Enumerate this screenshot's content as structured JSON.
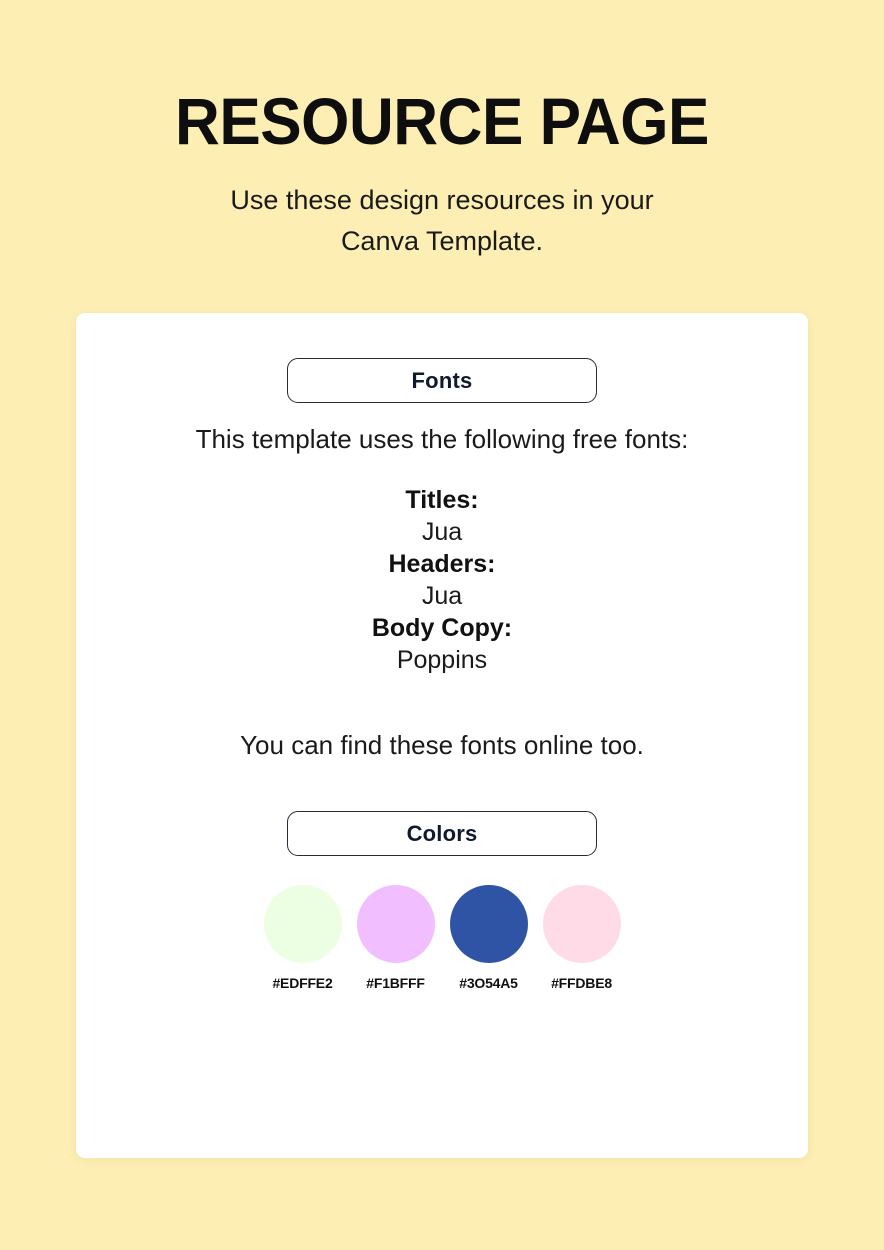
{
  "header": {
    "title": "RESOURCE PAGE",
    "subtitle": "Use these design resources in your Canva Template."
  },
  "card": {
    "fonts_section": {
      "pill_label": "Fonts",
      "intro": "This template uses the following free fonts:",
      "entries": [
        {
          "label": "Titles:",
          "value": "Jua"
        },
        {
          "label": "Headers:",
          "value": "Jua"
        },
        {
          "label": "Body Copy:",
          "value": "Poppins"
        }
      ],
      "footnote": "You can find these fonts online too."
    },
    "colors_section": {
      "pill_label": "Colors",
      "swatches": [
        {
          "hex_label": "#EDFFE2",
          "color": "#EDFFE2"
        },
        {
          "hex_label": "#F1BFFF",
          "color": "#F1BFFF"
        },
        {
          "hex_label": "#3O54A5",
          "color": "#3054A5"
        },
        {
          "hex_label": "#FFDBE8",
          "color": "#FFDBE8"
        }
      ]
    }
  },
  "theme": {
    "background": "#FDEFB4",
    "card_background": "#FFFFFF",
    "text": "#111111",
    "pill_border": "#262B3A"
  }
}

INSTRUCTION :: Leaving all pictures aside, quote each record exactly.

THE COMPLETED TASK ::
Enumerate this screenshot's content as structured JSON.
{
  "header": {
    "title": "RESOURCE PAGE",
    "subtitle": "Use these design resources in your Canva Template."
  },
  "card": {
    "fonts_section": {
      "pill_label": "Fonts",
      "intro": "This template uses the following free fonts:",
      "entries": [
        {
          "label": "Titles:",
          "value": "Jua"
        },
        {
          "label": "Headers:",
          "value": "Jua"
        },
        {
          "label": "Body Copy:",
          "value": "Poppins"
        }
      ],
      "footnote": "You can find these fonts online too."
    },
    "colors_section": {
      "pill_label": "Colors",
      "swatches": [
        {
          "hex_label": "#EDFFE2",
          "color": "#EDFFE2"
        },
        {
          "hex_label": "#F1BFFF",
          "color": "#F1BFFF"
        },
        {
          "hex_label": "#3O54A5",
          "color": "#3054A5"
        },
        {
          "hex_label": "#FFDBE8",
          "color": "#FFDBE8"
        }
      ]
    }
  },
  "theme": {
    "background": "#FDEFB4",
    "card_background": "#FFFFFF",
    "text": "#111111",
    "pill_border": "#262B3A"
  }
}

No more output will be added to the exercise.